TASK INPUT:
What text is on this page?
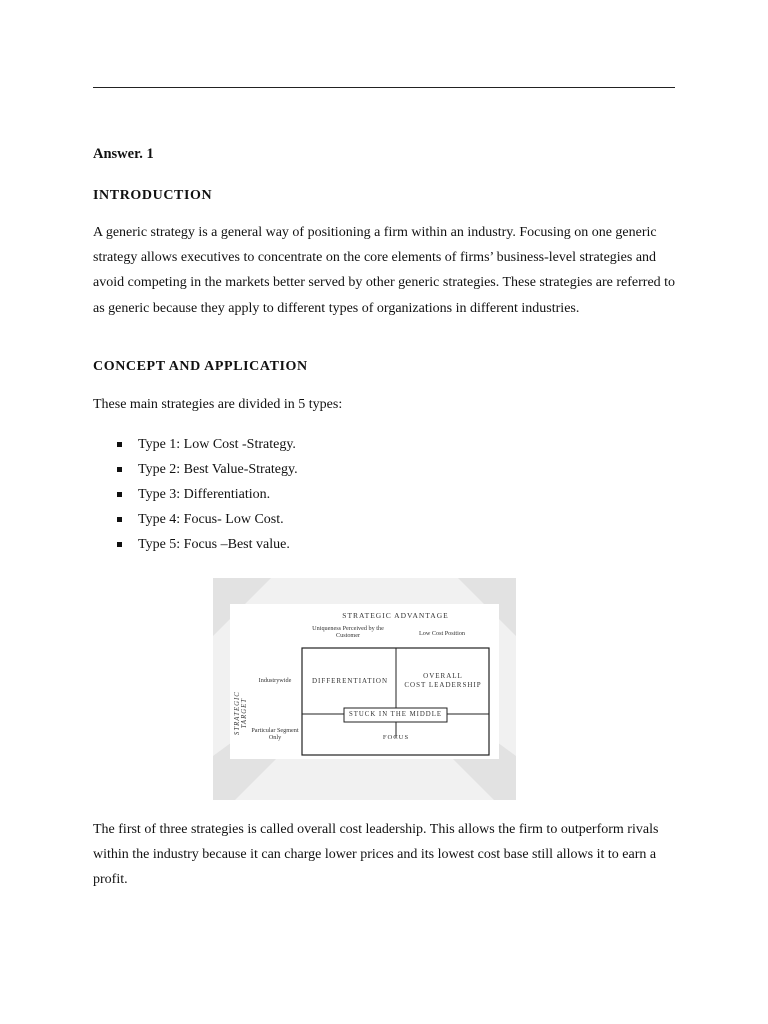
Answer. 1
INTRODUCTION
A generic strategy is a general way of positioning a firm within an industry. Focusing on one generic strategy allows executives to concentrate on the core elements of firms’ business-level strategies and avoid competing in the markets better served by other generic strategies. These strategies are referred to as generic because they apply to different types of organizations in different industries.
CONCEPT AND APPLICATION
These main strategies are divided in 5 types:
Type 1: Low Cost -Strategy.
Type 2: Best Value-Strategy.
Type 3: Differentiation.
Type 4: Focus- Low Cost.
Type 5: Focus –Best value.
STRATEGIC ADVANTAGE
Uniqueness Perceived by the Customer	Low Cost Position
Industrywide
Particular Segment Only
STRATEGIC TARGET
DIFFERENTIATION
OVERALL
COST LEADERSHIP
STUCK IN THE MIDDLE
FOCUS
The first of three strategies is called overall cost leadership. This allows the firm to outperform rivals within the industry because it can charge lower prices and its lowest cost base still allows it to earn a profit.
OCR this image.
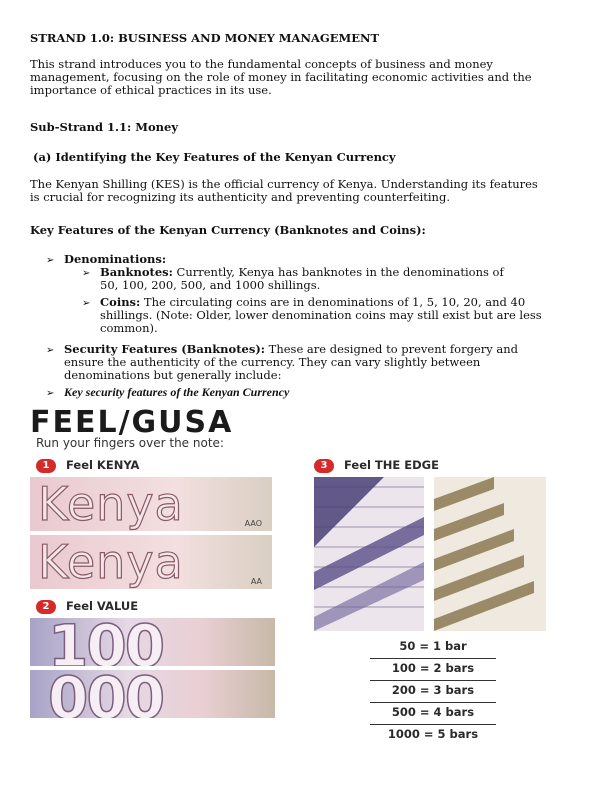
STRAND 1.0: BUSINESS AND MONEY MANAGEMENT
This strand introduces you to the fundamental concepts of business and money
management, focusing on the role of money in facilitating economic activities and the
importance of ethical practices in its use.
Sub-Strand 1.1: Money
(a) Identifying the Key Features of the Kenyan Currency
The Kenyan Shilling (KES) is the official currency of Kenya. Understanding its features
is crucial for recognizing its authenticity and preventing counterfeiting.
Key Features of the Kenyan Currency (Banknotes and Coins):
➢ Denominations:
➢ Banknotes: Currently, Kenya has banknotes in the denominations of
50, 100, 200, 500, and 1000 shillings.
➢ Coins: The circulating coins are in denominations of 1, 5, 10, 20, and 40
shillings. (Note: Older, lower denomination coins may still exist but are less
common).
➢ Security Features (Banknotes): These are designed to prevent forgery and
ensure the authenticity of the currency. They can vary slightly between
denominations but generally include:
➢ Key security features of the Kenyan Currency
FEEL/GUSA
Run your fingers over the note:
1 Feel KENYA
2 Feel VALUE
3 Feel THE EDGE
Kenya	AAO
Kenya	AA
100
000
50 = 1 bar
100 = 2 bars
200 = 3 bars
500 = 4 bars
1000 = 5 bars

GIVEN PROBLEM:
Output only these lines, word for word: the line containing "OCR this image." and every line after it through the last line of the data. Omit the pictures.

COMPLETE RESPONSE:
OCR this image.
STRAND 1.0: BUSINESS AND MONEY MANAGEMENT
This strand introduces you to the fundamental concepts of business and money
management, focusing on the role of money in facilitating economic activities and the
importance of ethical practices in its use.
Sub-Strand 1.1: Money
(a) Identifying the Key Features of the Kenyan Currency
The Kenyan Shilling (KES) is the official currency of Kenya. Understanding its features
is crucial for recognizing its authenticity and preventing counterfeiting.
Key Features of the Kenyan Currency (Banknotes and Coins):
➢ Denominations:
➢ Banknotes: Currently, Kenya has banknotes in the denominations of
50, 100, 200, 500, and 1000 shillings.
➢ Coins: The circulating coins are in denominations of 1, 5, 10, 20, and 40
shillings. (Note: Older, lower denomination coins may still exist but are less
common).
➢ Security Features (Banknotes): These are designed to prevent forgery and
ensure the authenticity of the currency. They can vary slightly between
denominations but generally include:
➢ Key security features of the Kenyan Currency
FEEL/GUSA
Run your fingers over the note:
1 Feel KENYA
2 Feel VALUE
3 Feel THE EDGE
Kenya	AAO
Kenya	AA
100
000
50 = 1 bar
100 = 2 bars
200 = 3 bars
500 = 4 bars
1000 = 5 bars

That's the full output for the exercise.